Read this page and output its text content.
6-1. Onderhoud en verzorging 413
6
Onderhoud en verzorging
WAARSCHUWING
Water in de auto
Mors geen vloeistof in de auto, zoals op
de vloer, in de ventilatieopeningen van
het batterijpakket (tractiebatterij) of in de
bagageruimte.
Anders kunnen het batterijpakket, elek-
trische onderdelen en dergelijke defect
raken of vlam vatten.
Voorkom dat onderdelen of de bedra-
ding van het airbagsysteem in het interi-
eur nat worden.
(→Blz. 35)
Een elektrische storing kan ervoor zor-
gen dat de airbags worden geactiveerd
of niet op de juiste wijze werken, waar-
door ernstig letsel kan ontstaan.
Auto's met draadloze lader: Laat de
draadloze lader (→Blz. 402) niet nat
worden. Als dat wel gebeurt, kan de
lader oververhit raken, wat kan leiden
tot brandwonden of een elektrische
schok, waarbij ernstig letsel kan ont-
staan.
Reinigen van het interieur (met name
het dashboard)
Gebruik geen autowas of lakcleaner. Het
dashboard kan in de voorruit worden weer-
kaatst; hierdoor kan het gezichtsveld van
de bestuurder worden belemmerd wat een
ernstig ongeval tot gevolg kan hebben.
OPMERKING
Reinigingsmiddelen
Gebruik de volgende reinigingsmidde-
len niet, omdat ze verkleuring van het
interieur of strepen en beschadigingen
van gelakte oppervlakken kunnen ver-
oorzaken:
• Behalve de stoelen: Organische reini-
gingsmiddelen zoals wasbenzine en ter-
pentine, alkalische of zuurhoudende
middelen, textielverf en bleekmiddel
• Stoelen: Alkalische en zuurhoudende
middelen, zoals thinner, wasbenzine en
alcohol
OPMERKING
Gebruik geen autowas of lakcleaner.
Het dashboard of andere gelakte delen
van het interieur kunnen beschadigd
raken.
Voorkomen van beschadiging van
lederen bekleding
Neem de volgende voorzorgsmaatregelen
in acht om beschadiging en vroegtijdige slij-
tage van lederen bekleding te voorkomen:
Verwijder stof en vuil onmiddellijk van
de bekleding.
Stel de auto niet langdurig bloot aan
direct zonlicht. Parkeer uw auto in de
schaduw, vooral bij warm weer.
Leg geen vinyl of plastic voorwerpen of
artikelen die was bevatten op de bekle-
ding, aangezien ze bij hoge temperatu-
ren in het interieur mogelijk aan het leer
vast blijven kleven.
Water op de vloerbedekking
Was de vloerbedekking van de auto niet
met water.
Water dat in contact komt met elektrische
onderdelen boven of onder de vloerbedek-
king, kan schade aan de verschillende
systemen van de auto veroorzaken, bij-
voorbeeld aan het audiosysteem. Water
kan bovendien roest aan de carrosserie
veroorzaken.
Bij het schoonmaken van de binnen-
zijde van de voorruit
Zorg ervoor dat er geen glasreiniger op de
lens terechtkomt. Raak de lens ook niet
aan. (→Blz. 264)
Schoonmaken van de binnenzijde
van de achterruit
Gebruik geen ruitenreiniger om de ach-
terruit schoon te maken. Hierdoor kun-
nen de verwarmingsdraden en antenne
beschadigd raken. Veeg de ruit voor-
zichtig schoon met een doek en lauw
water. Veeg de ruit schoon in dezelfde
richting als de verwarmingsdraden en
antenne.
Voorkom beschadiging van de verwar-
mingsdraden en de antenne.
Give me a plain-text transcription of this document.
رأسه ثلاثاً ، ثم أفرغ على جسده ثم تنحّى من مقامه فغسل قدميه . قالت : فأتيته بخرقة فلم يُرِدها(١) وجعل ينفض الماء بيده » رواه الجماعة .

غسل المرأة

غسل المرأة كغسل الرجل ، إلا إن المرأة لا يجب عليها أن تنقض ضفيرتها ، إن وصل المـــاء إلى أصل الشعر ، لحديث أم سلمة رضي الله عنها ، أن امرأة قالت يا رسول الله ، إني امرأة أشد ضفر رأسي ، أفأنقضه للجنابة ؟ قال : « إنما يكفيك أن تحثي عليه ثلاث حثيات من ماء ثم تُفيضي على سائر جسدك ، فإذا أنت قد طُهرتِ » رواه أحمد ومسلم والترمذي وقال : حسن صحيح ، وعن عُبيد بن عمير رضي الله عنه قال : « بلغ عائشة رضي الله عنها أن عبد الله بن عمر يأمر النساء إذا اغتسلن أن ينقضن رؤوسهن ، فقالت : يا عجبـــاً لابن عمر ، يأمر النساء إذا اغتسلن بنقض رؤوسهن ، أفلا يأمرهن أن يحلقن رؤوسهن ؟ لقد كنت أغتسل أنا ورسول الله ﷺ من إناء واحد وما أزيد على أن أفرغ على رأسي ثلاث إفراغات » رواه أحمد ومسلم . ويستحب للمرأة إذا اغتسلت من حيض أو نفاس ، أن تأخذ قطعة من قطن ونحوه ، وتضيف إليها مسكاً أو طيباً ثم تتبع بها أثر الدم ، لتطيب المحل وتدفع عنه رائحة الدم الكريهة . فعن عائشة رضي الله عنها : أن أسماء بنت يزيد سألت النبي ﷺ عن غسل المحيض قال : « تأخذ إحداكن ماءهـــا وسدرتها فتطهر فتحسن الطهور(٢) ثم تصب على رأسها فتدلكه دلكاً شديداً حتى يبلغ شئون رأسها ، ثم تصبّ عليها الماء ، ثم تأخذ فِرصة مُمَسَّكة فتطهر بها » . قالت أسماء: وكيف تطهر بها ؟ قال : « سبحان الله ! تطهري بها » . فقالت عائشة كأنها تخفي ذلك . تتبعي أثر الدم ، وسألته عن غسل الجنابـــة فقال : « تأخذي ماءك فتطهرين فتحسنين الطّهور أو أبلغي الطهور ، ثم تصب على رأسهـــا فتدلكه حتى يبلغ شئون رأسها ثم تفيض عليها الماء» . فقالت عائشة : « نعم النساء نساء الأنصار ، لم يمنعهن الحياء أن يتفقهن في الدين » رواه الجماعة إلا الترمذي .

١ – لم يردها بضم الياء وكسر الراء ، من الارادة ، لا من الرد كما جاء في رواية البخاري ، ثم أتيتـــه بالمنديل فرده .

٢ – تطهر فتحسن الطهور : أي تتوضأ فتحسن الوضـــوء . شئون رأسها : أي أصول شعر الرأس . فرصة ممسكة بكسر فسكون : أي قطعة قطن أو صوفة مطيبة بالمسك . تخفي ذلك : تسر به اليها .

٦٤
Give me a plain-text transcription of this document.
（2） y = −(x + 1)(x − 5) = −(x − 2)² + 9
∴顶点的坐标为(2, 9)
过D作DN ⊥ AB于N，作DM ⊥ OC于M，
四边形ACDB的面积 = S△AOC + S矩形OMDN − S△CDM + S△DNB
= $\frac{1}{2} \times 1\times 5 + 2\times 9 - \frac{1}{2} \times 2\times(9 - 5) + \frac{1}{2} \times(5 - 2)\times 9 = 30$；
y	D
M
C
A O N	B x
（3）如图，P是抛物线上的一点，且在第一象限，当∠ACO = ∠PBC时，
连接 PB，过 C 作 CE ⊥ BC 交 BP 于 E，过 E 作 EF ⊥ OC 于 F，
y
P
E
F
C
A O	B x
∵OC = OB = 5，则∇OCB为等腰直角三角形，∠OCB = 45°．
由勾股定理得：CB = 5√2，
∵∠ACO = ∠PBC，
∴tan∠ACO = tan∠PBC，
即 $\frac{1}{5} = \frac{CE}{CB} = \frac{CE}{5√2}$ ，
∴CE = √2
____________________
→ TASK OBJECTIVE: Using the listing above, return all lines where the word "lader" occurs.

→ RIGHT ANSWER:
Auto's met draadloze lader: Laat de
draadloze lader (→Blz. 402) niet nat
lader oververhit raken, wat kan leiden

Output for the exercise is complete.